SET EXERCISE:
Transcribe all of the material below word for word and leave out its pictures.

EXTRACTED DATA:
──────────────────────────────

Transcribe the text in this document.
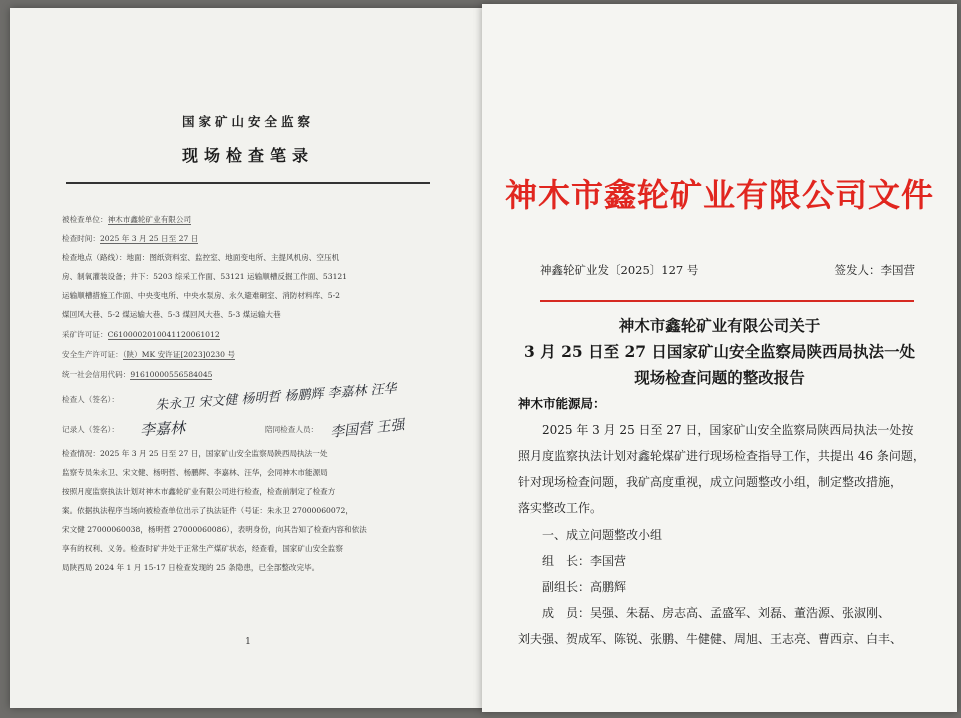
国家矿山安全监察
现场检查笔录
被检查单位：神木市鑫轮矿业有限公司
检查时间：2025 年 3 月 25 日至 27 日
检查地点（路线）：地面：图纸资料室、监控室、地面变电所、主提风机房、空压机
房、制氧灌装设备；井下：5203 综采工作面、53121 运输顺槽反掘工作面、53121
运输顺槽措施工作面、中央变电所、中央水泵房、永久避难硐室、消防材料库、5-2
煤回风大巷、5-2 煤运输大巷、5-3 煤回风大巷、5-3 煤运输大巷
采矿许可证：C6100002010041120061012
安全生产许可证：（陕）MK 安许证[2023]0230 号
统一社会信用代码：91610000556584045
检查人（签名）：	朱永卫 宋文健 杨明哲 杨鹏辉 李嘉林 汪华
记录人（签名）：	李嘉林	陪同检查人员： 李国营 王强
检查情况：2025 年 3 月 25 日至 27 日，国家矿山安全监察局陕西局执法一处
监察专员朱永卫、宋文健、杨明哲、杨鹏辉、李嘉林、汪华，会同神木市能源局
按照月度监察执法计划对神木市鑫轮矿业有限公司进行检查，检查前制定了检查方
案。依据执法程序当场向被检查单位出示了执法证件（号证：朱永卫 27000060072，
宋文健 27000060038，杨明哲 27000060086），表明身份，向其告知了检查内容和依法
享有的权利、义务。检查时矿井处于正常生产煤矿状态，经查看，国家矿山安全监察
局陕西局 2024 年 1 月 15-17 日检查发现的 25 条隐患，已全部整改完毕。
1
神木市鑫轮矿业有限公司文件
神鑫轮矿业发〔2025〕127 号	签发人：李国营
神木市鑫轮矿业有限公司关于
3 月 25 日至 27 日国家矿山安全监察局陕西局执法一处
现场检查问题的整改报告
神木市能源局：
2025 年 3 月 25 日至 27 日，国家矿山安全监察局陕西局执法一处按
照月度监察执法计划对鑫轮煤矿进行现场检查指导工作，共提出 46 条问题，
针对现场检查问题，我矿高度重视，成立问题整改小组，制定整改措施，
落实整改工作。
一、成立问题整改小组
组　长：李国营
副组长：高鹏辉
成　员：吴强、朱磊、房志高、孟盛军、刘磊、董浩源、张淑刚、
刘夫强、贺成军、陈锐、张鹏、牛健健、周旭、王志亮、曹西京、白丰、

──────────────────────────────

SOLUTION TO THE PROBLEM:
Transcribe the text in this document.
国家矿山安全监察
现场检查笔录
被检查单位：神木市鑫轮矿业有限公司
检查时间：2025 年 3 月 25 日至 27 日
检查地点（路线）：地面：图纸资料室、监控室、地面变电所、主提风机房、空压机
房、制氧灌装设备；井下：5203 综采工作面、53121 运输顺槽反掘工作面、53121
运输顺槽措施工作面、中央变电所、中央水泵房、永久避难硐室、消防材料库、5-2
煤回风大巷、5-2 煤运输大巷、5-3 煤回风大巷、5-3 煤运输大巷
采矿许可证：C6100002010041120061012
安全生产许可证：（陕）MK 安许证[2023]0230 号
统一社会信用代码：91610000556584045
检查人（签名）：	朱永卫 宋文健 杨明哲 杨鹏辉 李嘉林 汪华
记录人（签名）：	李嘉林	陪同检查人员： 李国营 王强
检查情况：2025 年 3 月 25 日至 27 日，国家矿山安全监察局陕西局执法一处
监察专员朱永卫、宋文健、杨明哲、杨鹏辉、李嘉林、汪华，会同神木市能源局
按照月度监察执法计划对神木市鑫轮矿业有限公司进行检查，检查前制定了检查方
案。依据执法程序当场向被检查单位出示了执法证件（号证：朱永卫 27000060072，
宋文健 27000060038，杨明哲 27000060086），表明身份，向其告知了检查内容和依法
享有的权利、义务。检查时矿井处于正常生产煤矿状态，经查看，国家矿山安全监察
局陕西局 2024 年 1 月 15-17 日检查发现的 25 条隐患，已全部整改完毕。
1
神木市鑫轮矿业有限公司文件
神鑫轮矿业发〔2025〕127 号	签发人：李国营
神木市鑫轮矿业有限公司关于
3 月 25 日至 27 日国家矿山安全监察局陕西局执法一处
现场检查问题的整改报告
神木市能源局：
2025 年 3 月 25 日至 27 日，国家矿山安全监察局陕西局执法一处按
照月度监察执法计划对鑫轮煤矿进行现场检查指导工作，共提出 46 条问题，
针对现场检查问题，我矿高度重视，成立问题整改小组，制定整改措施，
落实整改工作。
一、成立问题整改小组
组　长：李国营
副组长：高鹏辉
成　员：吴强、朱磊、房志高、孟盛军、刘磊、董浩源、张淑刚、
刘夫强、贺成军、陈锐、张鹏、牛健健、周旭、王志亮、曹西京、白丰、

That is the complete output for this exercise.